RECORDS FOR THIS EXERCISE »

>>>>>

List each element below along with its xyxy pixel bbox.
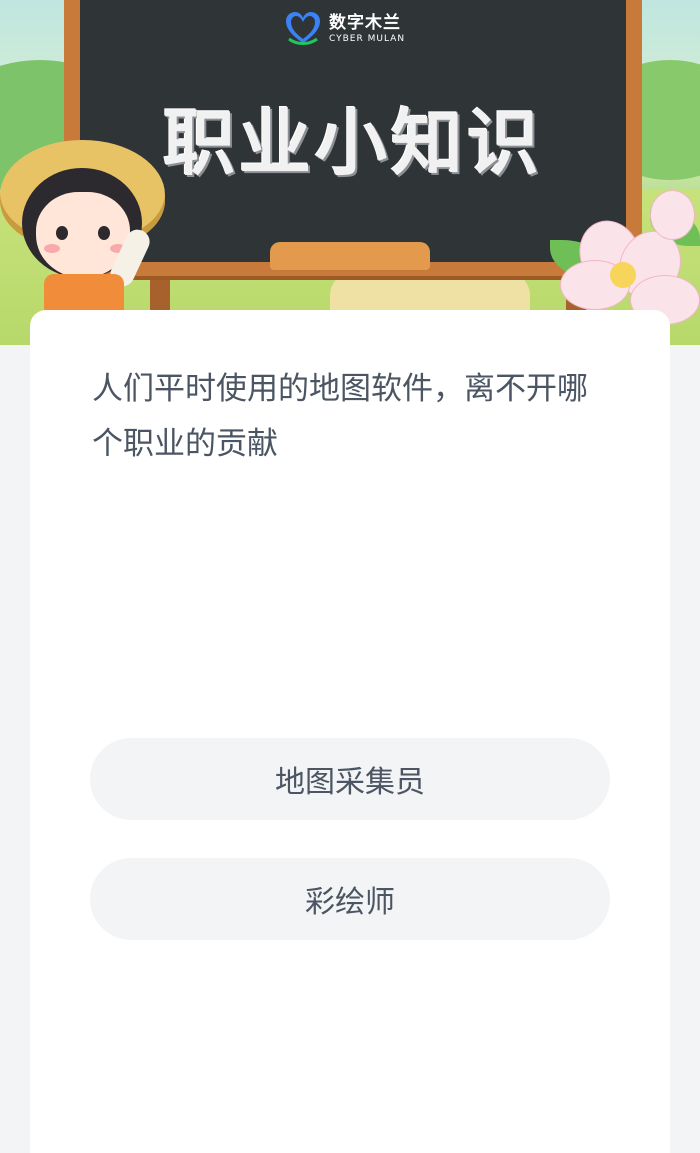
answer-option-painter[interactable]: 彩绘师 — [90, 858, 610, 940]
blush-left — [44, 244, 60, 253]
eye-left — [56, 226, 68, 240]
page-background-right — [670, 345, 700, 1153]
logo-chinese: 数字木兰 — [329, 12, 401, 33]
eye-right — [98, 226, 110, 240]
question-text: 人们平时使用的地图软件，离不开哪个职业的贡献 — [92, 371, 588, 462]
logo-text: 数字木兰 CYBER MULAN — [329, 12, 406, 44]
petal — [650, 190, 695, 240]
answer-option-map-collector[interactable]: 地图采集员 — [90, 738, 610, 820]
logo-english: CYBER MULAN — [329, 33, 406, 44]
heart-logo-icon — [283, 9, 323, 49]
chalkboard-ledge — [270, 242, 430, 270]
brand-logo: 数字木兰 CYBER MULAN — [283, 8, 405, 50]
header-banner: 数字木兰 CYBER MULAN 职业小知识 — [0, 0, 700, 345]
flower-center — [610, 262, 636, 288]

<<<<<

TASK GOAL » Copy all the rows above line for line, without changing anything, and leave out the pictures.

RESULT FOR THIS TASK »
List each element below along with its xyxy pixel bbox.
answer-option-painter[interactable]: 彩绘师 — [90, 858, 610, 940]
blush-left — [44, 244, 60, 253]
eye-left — [56, 226, 68, 240]
page-background-right — [670, 345, 700, 1153]
logo-chinese: 数字木兰 — [329, 12, 401, 33]
eye-right — [98, 226, 110, 240]
question-text: 人们平时使用的地图软件，离不开哪个职业的贡献 — [92, 371, 588, 462]
logo-text: 数字木兰 CYBER MULAN — [329, 12, 406, 44]
petal — [650, 190, 695, 240]
answer-option-map-collector[interactable]: 地图采集员 — [90, 738, 610, 820]
logo-english: CYBER MULAN — [329, 33, 406, 44]
heart-logo-icon — [283, 9, 323, 49]
chalkboard-ledge — [270, 242, 430, 270]
brand-logo: 数字木兰 CYBER MULAN — [283, 8, 405, 50]
header-banner: 数字木兰 CYBER MULAN 职业小知识 — [0, 0, 700, 345]
flower-center — [610, 262, 636, 288]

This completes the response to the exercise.